REQUIREMENT: Say how many lines of the listing below contain "this", giving the number and nothing else.

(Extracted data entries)
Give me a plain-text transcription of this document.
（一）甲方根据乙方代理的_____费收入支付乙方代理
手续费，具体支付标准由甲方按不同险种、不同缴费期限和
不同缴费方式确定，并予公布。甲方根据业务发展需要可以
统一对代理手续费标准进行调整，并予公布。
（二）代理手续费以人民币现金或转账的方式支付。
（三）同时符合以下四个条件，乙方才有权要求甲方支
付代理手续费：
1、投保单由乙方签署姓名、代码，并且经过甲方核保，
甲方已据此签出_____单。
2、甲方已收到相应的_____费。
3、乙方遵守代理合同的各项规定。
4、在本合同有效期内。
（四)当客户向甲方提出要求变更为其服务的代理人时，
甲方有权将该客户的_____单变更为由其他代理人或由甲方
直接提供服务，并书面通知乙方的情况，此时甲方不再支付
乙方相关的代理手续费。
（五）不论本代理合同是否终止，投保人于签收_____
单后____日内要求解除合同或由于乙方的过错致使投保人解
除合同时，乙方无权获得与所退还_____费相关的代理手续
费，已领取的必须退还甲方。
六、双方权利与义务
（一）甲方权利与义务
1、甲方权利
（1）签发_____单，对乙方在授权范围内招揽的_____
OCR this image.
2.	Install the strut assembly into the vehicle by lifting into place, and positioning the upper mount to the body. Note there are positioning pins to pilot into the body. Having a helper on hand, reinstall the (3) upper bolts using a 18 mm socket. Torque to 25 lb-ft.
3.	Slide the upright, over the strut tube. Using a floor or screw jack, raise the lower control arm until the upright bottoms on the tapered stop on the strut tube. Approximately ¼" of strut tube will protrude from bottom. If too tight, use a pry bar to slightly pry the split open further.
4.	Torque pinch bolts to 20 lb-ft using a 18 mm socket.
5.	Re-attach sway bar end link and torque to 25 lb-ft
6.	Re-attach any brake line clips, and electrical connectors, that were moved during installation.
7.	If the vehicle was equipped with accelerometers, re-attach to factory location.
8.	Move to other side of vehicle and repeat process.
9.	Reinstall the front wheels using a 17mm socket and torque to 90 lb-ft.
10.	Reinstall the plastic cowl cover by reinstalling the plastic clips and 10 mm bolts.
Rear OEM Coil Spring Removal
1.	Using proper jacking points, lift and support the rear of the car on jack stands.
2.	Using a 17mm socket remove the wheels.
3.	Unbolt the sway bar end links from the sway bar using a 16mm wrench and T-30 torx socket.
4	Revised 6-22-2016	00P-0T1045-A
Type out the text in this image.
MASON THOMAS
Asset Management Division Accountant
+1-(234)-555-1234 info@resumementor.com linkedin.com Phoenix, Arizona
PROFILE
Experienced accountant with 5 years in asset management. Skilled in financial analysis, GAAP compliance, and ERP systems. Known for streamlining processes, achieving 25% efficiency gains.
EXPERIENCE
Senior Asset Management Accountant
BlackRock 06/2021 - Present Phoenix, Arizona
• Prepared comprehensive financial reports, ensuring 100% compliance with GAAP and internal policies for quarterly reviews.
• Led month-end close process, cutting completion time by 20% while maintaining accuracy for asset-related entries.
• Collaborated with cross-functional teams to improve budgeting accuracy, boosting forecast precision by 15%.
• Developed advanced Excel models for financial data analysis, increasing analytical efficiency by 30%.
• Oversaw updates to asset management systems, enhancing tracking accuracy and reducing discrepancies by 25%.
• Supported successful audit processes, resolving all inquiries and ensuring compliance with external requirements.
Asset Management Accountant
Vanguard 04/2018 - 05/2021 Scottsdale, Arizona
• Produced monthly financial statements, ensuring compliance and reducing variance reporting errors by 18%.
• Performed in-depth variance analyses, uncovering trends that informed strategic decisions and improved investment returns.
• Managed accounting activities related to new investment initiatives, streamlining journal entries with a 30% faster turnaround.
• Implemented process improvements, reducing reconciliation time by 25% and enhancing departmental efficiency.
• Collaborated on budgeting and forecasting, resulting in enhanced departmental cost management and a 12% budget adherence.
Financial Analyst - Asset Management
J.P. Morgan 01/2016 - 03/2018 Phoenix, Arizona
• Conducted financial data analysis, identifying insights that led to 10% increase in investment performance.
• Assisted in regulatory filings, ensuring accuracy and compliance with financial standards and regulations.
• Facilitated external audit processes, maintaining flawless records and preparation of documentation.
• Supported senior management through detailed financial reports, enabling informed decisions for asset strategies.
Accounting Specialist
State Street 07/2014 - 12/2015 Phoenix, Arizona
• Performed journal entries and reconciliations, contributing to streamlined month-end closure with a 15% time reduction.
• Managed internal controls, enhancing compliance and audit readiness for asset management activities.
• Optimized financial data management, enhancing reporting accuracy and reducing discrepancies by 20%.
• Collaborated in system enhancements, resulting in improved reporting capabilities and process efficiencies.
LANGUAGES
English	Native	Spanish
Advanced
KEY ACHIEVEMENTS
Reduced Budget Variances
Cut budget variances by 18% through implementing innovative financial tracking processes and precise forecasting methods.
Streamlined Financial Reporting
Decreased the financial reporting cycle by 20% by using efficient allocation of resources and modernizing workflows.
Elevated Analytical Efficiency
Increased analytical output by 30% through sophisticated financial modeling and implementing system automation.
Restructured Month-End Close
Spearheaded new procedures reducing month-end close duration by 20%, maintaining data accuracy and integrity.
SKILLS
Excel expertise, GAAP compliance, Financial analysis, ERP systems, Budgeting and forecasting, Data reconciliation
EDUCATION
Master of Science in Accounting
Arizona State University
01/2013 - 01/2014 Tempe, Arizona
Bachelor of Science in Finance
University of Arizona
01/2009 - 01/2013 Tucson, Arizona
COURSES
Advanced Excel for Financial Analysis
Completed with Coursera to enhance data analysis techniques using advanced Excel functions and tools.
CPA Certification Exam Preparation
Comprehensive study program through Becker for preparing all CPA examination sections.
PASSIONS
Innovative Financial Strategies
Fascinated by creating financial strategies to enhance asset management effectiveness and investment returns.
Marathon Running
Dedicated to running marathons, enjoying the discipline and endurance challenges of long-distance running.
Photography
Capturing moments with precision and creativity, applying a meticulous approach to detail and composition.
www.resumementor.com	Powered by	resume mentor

FINISHED TASK: 3